## START RECORD SET
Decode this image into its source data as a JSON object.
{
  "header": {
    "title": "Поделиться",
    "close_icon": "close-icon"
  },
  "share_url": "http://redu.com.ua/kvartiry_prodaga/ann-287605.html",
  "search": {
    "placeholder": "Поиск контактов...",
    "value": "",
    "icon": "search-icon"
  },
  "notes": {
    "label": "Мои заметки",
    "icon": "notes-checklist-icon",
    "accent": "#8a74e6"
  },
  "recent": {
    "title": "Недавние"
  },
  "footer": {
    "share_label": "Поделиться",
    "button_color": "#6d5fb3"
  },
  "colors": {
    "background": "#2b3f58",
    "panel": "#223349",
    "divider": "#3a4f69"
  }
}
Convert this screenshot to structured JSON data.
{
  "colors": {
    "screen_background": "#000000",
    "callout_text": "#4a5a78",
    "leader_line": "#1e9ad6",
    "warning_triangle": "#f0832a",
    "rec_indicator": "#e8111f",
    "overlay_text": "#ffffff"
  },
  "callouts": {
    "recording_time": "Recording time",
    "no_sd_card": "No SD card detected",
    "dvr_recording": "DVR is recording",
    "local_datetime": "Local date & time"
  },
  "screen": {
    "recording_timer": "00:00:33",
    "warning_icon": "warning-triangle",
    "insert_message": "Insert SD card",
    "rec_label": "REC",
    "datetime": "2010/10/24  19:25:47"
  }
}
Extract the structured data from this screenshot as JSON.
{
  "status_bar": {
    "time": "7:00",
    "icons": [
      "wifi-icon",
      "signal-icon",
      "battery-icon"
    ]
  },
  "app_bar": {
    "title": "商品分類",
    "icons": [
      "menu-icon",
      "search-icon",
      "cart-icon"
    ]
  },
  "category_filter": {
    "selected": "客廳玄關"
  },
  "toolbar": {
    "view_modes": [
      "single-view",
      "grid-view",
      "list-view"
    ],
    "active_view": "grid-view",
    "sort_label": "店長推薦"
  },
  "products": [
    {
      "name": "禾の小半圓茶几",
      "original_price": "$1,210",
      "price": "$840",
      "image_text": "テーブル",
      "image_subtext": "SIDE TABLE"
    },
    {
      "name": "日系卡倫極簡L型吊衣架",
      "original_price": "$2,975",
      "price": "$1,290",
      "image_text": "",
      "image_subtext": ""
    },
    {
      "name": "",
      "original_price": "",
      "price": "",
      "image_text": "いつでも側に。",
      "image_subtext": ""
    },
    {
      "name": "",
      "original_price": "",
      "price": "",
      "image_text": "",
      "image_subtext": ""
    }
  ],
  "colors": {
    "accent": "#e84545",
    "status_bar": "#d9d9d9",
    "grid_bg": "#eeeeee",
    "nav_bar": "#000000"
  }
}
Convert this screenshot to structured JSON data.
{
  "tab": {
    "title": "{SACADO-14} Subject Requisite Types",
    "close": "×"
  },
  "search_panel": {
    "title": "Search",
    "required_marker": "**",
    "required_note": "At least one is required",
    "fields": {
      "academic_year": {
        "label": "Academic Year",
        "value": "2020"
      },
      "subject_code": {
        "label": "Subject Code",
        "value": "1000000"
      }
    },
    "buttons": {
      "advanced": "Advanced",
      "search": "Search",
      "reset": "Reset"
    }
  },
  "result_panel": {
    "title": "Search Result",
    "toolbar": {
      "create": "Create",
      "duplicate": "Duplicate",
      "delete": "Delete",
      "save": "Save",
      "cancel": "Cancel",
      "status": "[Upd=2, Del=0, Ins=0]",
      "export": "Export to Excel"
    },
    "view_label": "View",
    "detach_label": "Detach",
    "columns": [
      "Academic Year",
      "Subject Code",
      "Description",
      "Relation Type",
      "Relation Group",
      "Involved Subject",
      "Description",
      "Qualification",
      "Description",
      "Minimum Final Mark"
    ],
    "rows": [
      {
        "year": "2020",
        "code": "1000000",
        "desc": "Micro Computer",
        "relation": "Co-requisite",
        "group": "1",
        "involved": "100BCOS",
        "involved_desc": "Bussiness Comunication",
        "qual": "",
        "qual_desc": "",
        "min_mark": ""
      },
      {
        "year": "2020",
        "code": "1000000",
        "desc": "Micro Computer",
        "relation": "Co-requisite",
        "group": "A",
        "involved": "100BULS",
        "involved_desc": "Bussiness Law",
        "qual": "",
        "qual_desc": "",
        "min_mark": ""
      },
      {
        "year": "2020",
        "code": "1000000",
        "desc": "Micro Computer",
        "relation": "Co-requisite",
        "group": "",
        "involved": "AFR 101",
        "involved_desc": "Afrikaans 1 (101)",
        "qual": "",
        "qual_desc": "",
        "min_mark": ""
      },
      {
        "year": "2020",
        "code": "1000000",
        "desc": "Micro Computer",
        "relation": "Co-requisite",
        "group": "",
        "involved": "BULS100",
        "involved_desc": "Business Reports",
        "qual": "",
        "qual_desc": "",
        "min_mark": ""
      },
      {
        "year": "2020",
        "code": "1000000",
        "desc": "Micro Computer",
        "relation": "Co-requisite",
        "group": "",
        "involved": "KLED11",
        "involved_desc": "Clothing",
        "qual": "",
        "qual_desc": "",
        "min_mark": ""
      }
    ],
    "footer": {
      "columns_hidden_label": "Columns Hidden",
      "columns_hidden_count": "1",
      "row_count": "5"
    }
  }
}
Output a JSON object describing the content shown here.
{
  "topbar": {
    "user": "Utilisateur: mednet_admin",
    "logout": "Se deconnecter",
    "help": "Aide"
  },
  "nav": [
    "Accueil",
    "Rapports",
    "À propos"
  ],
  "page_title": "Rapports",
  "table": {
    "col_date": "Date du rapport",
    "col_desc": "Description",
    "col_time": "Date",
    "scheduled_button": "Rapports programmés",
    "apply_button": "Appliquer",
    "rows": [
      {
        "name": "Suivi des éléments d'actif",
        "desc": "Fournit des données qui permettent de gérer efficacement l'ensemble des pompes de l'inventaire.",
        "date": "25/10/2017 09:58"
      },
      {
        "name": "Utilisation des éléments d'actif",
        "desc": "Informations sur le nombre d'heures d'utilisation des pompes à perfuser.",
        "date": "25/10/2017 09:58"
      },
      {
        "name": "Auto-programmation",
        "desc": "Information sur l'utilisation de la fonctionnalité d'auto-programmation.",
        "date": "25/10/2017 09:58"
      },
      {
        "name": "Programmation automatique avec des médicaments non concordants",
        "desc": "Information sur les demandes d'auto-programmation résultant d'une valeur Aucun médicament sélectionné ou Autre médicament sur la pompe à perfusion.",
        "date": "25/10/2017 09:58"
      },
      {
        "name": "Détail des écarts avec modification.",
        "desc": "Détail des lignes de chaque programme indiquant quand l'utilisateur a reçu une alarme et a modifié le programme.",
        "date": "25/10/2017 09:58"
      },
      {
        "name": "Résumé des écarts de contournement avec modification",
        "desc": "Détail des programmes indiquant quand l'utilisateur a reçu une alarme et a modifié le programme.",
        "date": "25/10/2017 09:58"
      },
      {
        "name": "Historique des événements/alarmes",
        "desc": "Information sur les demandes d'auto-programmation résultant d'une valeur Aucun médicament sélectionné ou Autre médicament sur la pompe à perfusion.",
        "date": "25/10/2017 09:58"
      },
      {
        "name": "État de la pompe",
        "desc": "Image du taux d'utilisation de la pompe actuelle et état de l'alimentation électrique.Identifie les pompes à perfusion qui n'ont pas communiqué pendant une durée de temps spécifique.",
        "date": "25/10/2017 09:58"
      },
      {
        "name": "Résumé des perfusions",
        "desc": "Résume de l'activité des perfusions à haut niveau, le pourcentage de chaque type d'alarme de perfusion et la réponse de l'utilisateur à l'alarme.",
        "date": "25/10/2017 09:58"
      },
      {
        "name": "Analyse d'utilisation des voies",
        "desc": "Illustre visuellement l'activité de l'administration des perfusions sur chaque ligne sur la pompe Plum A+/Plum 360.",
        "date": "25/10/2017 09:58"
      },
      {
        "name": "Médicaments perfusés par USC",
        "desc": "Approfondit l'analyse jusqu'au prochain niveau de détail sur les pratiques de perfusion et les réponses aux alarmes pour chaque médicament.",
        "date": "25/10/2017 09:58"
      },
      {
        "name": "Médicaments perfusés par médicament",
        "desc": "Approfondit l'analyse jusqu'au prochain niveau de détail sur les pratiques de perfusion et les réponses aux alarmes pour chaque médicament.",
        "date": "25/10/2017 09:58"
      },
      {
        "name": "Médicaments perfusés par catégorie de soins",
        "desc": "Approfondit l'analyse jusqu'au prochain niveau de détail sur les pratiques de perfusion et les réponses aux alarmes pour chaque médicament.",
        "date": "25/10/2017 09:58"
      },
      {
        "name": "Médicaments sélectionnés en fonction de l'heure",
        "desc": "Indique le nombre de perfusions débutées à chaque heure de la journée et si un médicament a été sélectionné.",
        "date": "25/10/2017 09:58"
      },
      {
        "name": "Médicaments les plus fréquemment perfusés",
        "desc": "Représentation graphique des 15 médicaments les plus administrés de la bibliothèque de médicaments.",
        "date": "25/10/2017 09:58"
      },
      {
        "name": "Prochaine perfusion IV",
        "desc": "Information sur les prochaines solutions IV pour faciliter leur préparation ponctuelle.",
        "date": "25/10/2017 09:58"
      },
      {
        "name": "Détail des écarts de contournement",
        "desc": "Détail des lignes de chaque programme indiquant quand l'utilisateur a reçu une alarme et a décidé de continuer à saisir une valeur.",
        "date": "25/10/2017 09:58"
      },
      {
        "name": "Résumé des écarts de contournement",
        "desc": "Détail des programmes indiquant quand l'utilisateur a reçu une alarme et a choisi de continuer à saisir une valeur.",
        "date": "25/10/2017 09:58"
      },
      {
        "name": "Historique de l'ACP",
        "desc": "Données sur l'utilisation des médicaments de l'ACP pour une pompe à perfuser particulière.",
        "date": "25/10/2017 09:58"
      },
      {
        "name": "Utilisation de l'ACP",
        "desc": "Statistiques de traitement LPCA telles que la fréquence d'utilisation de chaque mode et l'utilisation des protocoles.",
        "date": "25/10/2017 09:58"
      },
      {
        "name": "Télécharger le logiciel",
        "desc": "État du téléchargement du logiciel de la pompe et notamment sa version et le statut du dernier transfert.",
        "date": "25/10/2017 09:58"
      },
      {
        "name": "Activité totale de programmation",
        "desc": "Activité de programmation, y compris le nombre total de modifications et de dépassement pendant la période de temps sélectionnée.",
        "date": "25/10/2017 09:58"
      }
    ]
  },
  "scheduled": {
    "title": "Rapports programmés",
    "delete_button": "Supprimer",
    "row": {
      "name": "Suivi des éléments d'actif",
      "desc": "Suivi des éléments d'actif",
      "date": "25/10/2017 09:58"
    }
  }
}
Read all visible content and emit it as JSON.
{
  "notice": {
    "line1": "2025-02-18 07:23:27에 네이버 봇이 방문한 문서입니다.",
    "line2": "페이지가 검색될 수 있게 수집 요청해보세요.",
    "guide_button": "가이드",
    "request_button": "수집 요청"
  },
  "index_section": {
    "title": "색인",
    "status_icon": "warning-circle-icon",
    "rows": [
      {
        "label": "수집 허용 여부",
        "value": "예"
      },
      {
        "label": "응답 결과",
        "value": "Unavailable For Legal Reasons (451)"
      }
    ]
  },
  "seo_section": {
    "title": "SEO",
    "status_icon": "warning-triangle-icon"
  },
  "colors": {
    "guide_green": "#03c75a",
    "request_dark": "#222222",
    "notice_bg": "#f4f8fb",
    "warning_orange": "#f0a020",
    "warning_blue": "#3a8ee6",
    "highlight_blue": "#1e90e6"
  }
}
## END RECORD SET
SHORT TASK: What is the number of lines in the data that hold the word "programmes"? Reply with that number and nothing else.

WRITTEN ANSWER: 2